>> start STORED ROWS
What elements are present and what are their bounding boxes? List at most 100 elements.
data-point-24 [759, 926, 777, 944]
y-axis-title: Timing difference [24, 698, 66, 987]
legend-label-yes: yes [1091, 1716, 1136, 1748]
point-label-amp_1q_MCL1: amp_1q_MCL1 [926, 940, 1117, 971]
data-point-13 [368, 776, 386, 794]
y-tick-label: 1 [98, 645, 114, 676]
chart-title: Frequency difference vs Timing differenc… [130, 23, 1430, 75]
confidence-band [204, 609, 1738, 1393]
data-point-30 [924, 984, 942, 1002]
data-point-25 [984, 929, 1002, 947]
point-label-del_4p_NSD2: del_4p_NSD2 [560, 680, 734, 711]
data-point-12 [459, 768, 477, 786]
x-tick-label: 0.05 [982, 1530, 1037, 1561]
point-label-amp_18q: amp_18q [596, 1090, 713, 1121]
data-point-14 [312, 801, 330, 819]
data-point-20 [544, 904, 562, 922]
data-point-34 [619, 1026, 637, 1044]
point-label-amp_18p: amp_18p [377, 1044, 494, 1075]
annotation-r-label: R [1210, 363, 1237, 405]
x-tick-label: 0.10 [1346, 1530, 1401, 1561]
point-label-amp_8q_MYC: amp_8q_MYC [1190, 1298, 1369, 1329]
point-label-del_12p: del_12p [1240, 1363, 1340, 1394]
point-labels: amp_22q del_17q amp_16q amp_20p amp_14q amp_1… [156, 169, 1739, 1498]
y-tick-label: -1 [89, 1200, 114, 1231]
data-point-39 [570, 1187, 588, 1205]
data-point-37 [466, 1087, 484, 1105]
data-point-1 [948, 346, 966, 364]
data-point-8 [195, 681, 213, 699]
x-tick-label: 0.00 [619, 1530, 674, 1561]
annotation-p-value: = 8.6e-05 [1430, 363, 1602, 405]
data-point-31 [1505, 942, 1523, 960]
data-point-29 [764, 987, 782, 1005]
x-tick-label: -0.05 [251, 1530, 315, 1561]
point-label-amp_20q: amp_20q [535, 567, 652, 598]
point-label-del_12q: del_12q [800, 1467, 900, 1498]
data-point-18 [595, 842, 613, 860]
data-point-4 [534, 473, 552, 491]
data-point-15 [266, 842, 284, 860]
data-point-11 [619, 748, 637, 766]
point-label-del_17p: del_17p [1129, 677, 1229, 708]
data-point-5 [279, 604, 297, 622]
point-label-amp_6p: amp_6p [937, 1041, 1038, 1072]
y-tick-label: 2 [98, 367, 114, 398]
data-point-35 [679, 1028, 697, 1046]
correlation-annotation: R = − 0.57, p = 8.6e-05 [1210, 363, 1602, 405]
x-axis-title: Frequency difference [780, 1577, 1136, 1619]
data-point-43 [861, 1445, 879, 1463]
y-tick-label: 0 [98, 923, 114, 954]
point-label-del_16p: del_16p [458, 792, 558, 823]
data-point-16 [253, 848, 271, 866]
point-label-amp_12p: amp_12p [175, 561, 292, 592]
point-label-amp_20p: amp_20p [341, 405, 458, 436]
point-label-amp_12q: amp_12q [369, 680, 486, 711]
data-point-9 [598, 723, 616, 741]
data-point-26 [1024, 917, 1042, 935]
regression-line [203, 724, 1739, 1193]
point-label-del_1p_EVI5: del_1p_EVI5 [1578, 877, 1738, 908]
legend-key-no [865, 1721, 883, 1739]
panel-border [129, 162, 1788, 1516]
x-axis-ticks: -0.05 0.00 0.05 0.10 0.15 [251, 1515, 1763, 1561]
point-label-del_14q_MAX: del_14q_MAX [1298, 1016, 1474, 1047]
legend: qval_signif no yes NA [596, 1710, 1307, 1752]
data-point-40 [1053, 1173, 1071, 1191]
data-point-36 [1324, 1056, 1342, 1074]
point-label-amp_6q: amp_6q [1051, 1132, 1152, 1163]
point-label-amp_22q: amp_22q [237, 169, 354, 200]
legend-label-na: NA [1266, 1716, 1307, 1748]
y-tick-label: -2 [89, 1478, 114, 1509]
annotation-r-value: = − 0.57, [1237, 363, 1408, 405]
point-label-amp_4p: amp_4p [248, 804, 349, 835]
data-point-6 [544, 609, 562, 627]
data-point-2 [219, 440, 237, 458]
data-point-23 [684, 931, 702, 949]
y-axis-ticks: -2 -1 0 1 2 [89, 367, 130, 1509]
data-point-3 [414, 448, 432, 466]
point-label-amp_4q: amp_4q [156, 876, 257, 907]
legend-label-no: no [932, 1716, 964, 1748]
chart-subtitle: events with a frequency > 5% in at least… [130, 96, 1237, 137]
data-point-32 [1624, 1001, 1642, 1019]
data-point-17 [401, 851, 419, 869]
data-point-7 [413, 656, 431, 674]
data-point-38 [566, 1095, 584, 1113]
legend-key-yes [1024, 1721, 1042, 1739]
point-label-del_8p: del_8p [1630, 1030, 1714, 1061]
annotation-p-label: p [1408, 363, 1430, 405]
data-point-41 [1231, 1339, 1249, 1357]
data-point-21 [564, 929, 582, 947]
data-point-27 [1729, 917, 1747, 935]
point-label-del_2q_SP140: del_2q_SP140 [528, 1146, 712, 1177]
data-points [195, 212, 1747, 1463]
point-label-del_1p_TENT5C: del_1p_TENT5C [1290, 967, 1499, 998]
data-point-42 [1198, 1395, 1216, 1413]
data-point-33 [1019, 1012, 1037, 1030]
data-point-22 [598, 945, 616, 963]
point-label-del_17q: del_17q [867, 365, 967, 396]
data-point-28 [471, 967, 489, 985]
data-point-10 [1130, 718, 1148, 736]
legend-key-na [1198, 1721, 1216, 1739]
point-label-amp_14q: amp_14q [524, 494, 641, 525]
>> end STORED ROWS
▶ _WORK TO COMPLETE_: Reproduce the data word for word, from its first line up to and including the line with "data-point-37 [466, 1087, 484, 1105]".

▶ _TASK RESPONSE_:
What elements are present and what are their bounding boxes? List at most 100 elements.
data-point-24 [759, 926, 777, 944]
y-axis-title: Timing difference [24, 698, 66, 987]
legend-label-yes: yes [1091, 1716, 1136, 1748]
point-label-amp_1q_MCL1: amp_1q_MCL1 [926, 940, 1117, 971]
data-point-13 [368, 776, 386, 794]
y-tick-label: 1 [98, 645, 114, 676]
chart-title: Frequency difference vs Timing differenc… [130, 23, 1430, 75]
confidence-band [204, 609, 1738, 1393]
data-point-30 [924, 984, 942, 1002]
data-point-25 [984, 929, 1002, 947]
point-label-del_4p_NSD2: del_4p_NSD2 [560, 680, 734, 711]
data-point-12 [459, 768, 477, 786]
x-tick-label: 0.05 [982, 1530, 1037, 1561]
point-label-amp_18q: amp_18q [596, 1090, 713, 1121]
data-point-14 [312, 801, 330, 819]
data-point-20 [544, 904, 562, 922]
data-point-34 [619, 1026, 637, 1044]
point-label-amp_18p: amp_18p [377, 1044, 494, 1075]
annotation-r-label: R [1210, 363, 1237, 405]
x-tick-label: 0.10 [1346, 1530, 1401, 1561]
point-label-amp_8q_MYC: amp_8q_MYC [1190, 1298, 1369, 1329]
point-label-del_12p: del_12p [1240, 1363, 1340, 1394]
point-labels: amp_22q del_17q amp_16q amp_20p amp_14q amp_1… [156, 169, 1739, 1498]
y-tick-label: -1 [89, 1200, 114, 1231]
data-point-39 [570, 1187, 588, 1205]
data-point-37 [466, 1087, 484, 1105]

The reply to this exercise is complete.